## START

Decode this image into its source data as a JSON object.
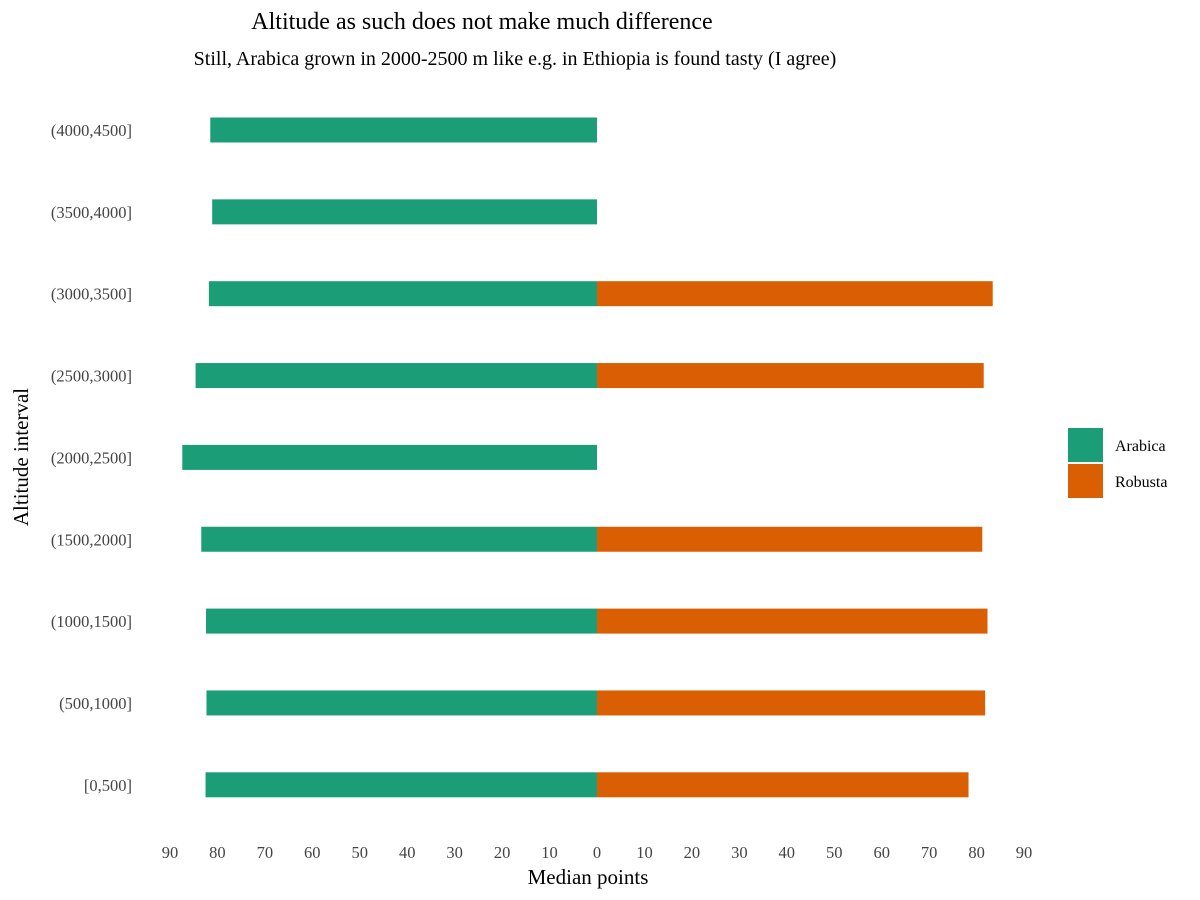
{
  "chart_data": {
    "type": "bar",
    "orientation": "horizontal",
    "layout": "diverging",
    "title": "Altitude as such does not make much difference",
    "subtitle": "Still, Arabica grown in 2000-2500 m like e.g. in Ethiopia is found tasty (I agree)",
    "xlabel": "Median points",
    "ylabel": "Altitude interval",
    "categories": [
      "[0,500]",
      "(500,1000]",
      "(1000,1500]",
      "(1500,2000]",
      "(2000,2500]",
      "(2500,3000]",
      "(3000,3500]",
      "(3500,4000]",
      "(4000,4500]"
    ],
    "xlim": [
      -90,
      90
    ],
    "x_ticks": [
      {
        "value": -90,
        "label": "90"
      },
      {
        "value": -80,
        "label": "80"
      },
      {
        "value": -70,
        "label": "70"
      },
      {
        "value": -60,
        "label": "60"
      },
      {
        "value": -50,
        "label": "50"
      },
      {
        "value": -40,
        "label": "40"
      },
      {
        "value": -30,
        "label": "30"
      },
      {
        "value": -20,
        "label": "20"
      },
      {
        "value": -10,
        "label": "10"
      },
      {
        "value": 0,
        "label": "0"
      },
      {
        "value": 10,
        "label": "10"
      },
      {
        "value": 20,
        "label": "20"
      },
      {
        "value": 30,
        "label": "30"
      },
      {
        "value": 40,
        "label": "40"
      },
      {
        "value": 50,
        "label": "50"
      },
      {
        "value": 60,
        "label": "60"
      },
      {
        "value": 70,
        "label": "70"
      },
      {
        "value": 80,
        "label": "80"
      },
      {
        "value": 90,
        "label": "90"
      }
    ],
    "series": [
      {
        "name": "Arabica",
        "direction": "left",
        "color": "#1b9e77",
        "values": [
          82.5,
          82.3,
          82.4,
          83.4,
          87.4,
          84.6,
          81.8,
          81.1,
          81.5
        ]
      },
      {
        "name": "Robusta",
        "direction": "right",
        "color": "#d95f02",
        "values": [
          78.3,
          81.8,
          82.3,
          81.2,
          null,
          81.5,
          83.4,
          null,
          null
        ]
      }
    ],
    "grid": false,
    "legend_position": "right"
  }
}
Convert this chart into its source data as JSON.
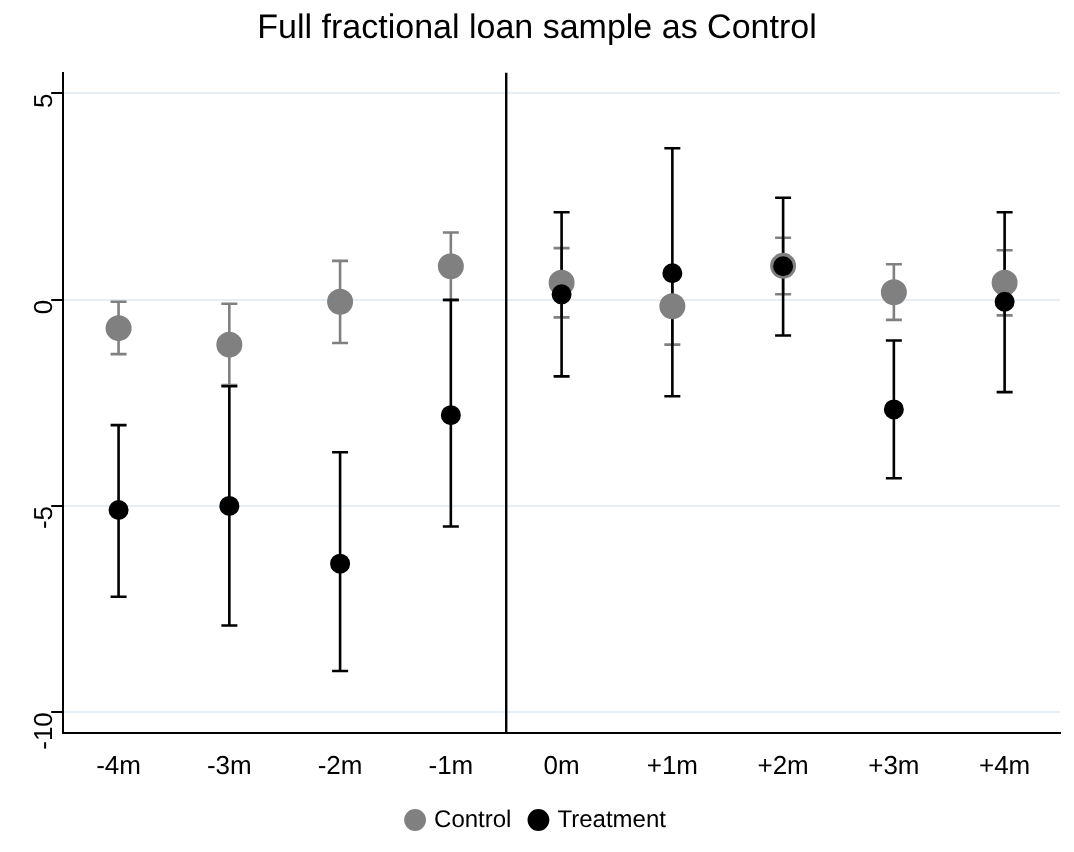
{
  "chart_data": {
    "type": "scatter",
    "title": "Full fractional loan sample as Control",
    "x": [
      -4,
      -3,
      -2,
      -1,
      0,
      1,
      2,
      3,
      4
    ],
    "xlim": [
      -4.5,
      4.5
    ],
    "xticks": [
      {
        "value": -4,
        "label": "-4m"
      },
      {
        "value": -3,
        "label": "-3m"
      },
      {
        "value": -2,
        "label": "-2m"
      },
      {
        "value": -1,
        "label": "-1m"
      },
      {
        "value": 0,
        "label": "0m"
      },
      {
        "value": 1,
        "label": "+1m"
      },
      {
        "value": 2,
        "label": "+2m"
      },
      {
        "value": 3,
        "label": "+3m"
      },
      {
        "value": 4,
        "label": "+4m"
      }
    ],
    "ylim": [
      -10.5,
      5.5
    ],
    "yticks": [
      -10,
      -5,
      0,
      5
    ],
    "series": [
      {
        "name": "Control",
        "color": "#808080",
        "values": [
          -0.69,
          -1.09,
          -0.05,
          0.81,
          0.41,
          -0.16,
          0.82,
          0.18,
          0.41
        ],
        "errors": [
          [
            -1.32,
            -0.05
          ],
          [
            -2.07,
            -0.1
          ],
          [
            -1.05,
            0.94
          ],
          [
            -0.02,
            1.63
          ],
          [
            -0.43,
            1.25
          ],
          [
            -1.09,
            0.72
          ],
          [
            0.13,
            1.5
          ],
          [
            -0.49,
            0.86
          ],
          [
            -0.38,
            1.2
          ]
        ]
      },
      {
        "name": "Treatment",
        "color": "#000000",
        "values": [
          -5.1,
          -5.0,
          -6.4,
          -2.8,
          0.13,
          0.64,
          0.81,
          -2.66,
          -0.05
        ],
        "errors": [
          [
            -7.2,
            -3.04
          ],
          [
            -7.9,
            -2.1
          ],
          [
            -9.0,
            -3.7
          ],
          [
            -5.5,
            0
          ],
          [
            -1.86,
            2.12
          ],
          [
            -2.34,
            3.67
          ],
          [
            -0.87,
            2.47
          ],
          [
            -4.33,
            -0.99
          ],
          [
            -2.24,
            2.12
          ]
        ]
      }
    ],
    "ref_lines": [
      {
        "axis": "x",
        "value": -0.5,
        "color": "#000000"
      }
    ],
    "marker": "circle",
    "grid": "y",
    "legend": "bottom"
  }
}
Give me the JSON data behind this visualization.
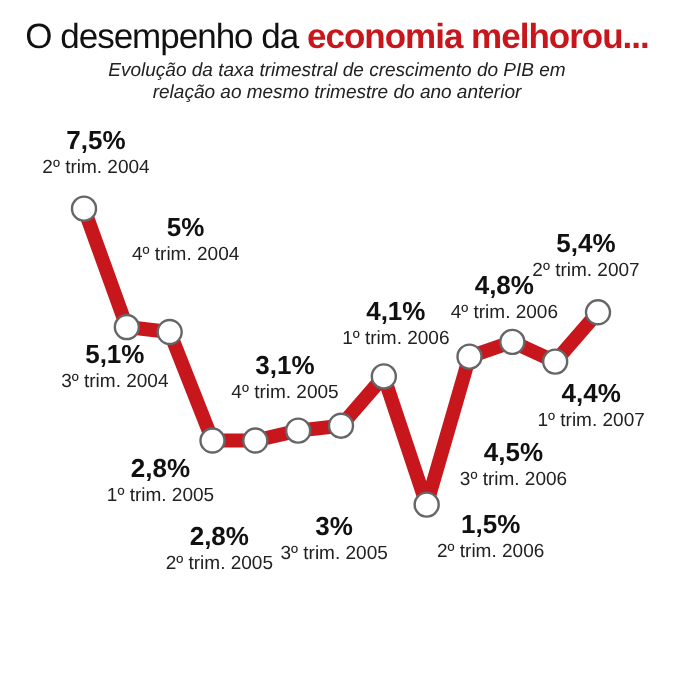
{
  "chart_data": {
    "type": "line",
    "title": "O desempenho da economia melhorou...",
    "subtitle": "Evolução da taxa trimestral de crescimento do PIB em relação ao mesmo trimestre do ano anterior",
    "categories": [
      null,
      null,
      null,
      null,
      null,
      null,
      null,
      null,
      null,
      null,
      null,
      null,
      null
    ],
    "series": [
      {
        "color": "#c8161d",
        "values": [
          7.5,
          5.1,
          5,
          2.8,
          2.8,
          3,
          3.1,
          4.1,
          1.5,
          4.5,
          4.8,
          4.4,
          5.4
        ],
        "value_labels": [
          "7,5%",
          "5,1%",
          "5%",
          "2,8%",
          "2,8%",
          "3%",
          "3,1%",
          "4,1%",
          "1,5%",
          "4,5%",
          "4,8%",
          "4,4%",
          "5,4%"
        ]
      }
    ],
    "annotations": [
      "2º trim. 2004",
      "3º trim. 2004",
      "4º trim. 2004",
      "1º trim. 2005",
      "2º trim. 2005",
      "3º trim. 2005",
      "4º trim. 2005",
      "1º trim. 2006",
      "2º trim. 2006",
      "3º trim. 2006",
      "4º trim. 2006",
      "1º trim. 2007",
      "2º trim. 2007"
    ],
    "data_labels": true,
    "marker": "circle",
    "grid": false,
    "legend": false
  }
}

## END

Task details> Copy every line of the data exactly as written, excluding the pictures.

Expected answer>
Decode this image into its source data as a JSON object.
{
  "chart_data": {
    "type": "bar",
    "orientation": "horizontal",
    "layout": "diverging",
    "title": "Altitude as such does not make much difference",
    "subtitle": "Still, Arabica grown in 2000-2500 m like e.g. in Ethiopia is found tasty (I agree)",
    "xlabel": "Median points",
    "ylabel": "Altitude interval",
    "categories": [
      "[0,500]",
      "(500,1000]",
      "(1000,1500]",
      "(1500,2000]",
      "(2000,2500]",
      "(2500,3000]",
      "(3000,3500]",
      "(3500,4000]",
      "(4000,4500]"
    ],
    "xlim": [
      -90,
      90
    ],
    "x_ticks": [
      {
        "value": -90,
        "label": "90"
      },
      {
        "value": -80,
        "label": "80"
      },
      {
        "value": -70,
        "label": "70"
      },
      {
        "value": -60,
        "label": "60"
      },
      {
        "value": -50,
        "label": "50"
      },
      {
        "value": -40,
        "label": "40"
      },
      {
        "value": -30,
        "label": "30"
      },
      {
        "value": -20,
        "label": "20"
      },
      {
        "value": -10,
        "label": "10"
      },
      {
        "value": 0,
        "label": "0"
      },
      {
        "value": 10,
        "label": "10"
      },
      {
        "value": 20,
        "label": "20"
      },
      {
        "value": 30,
        "label": "30"
      },
      {
        "value": 40,
        "label": "40"
      },
      {
        "value": 50,
        "label": "50"
      },
      {
        "value": 60,
        "label": "60"
      },
      {
        "value": 70,
        "label": "70"
      },
      {
        "value": 80,
        "label": "80"
      },
      {
        "value": 90,
        "label": "90"
      }
    ],
    "series": [
      {
        "name": "Arabica",
        "direction": "left",
        "color": "#1b9e77",
        "values": [
          82.5,
          82.3,
          82.4,
          83.4,
          87.4,
          84.6,
          81.8,
          81.1,
          81.5
        ]
      },
      {
        "name": "Robusta",
        "direction": "right",
        "color": "#d95f02",
        "values": [
          78.3,
          81.8,
          82.3,
          81.2,
          null,
          81.5,
          83.4,
          null,
          null
        ]
      }
    ],
    "grid": false,
    "legend_position": "right"
  }
}
Convert this chart into its source data as JSON.
{
  "chart_data": {
    "type": "scatter",
    "title": "Full fractional loan sample as Control",
    "x": [
      -4,
      -3,
      -2,
      -1,
      0,
      1,
      2,
      3,
      4
    ],
    "xlim": [
      -4.5,
      4.5
    ],
    "xticks": [
      {
        "value": -4,
        "label": "-4m"
      },
      {
        "value": -3,
        "label": "-3m"
      },
      {
        "value": -2,
        "label": "-2m"
      },
      {
        "value": -1,
        "label": "-1m"
      },
      {
        "value": 0,
        "label": "0m"
      },
      {
        "value": 1,
        "label": "+1m"
      },
      {
        "value": 2,
        "label": "+2m"
      },
      {
        "value": 3,
        "label": "+3m"
      },
      {
        "value": 4,
        "label": "+4m"
      }
    ],
    "ylim": [
      -10.5,
      5.5
    ],
    "yticks": [
      -10,
      -5,
      0,
      5
    ],
    "series": [
      {
        "name": "Control",
        "color": "#808080",
        "values": [
          -0.69,
          -1.09,
          -0.05,
          0.81,
          0.41,
          -0.16,
          0.82,
          0.18,
          0.41
        ],
        "errors": [
          [
            -1.32,
            -0.05
          ],
          [
            -2.07,
            -0.1
          ],
          [
            -1.05,
            0.94
          ],
          [
            -0.02,
            1.63
          ],
          [
            -0.43,
            1.25
          ],
          [
            -1.09,
            0.72
          ],
          [
            0.13,
            1.5
          ],
          [
            -0.49,
            0.86
          ],
          [
            -0.38,
            1.2
          ]
        ]
      },
      {
        "name": "Treatment",
        "color": "#000000",
        "values": [
          -5.1,
          -5.0,
          -6.4,
          -2.8,
          0.13,
          0.64,
          0.81,
          -2.66,
          -0.05
        ],
        "errors": [
          [
            -7.2,
            -3.04
          ],
          [
            -7.9,
            -2.1
          ],
          [
            -9.0,
            -3.7
          ],
          [
            -5.5,
            0
          ],
          [
            -1.86,
            2.12
          ],
          [
            -2.34,
            3.67
          ],
          [
            -0.87,
            2.47
          ],
          [
            -4.33,
            -0.99
          ],
          [
            -2.24,
            2.12
          ]
        ]
      }
    ],
    "ref_lines": [
      {
        "axis": "x",
        "value": -0.5,
        "color": "#000000"
      }
    ],
    "marker": "circle",
    "grid": "y",
    "legend": "bottom"
  }
}
Give me the JSON data behind this visualization.
{
  "chart_data": {
    "type": "line",
    "title": "O desempenho da economia melhorou...",
    "subtitle": "Evolução da taxa trimestral de crescimento do PIB em relação ao mesmo trimestre do ano anterior",
    "categories": [
      null,
      null,
      null,
      null,
      null,
      null,
      null,
      null,
      null,
      null,
      null,
      null,
      null
    ],
    "series": [
      {
        "color": "#c8161d",
        "values": [
          7.5,
          5.1,
          5,
          2.8,
          2.8,
          3,
          3.1,
          4.1,
          1.5,
          4.5,
          4.8,
          4.4,
          5.4
        ],
        "value_labels": [
          "7,5%",
          "5,1%",
          "5%",
          "2,8%",
          "2,8%",
          "3%",
          "3,1%",
          "4,1%",
          "1,5%",
          "4,5%",
          "4,8%",
          "4,4%",
          "5,4%"
        ]
      }
    ],
    "annotations": [
      "2º trim. 2004",
      "3º trim. 2004",
      "4º trim. 2004",
      "1º trim. 2005",
      "2º trim. 2005",
      "3º trim. 2005",
      "4º trim. 2005",
      "1º trim. 2006",
      "2º trim. 2006",
      "3º trim. 2006",
      "4º trim. 2006",
      "1º trim. 2007",
      "2º trim. 2007"
    ],
    "data_labels": true,
    "marker": "circle",
    "grid": false,
    "legend": false
  }
}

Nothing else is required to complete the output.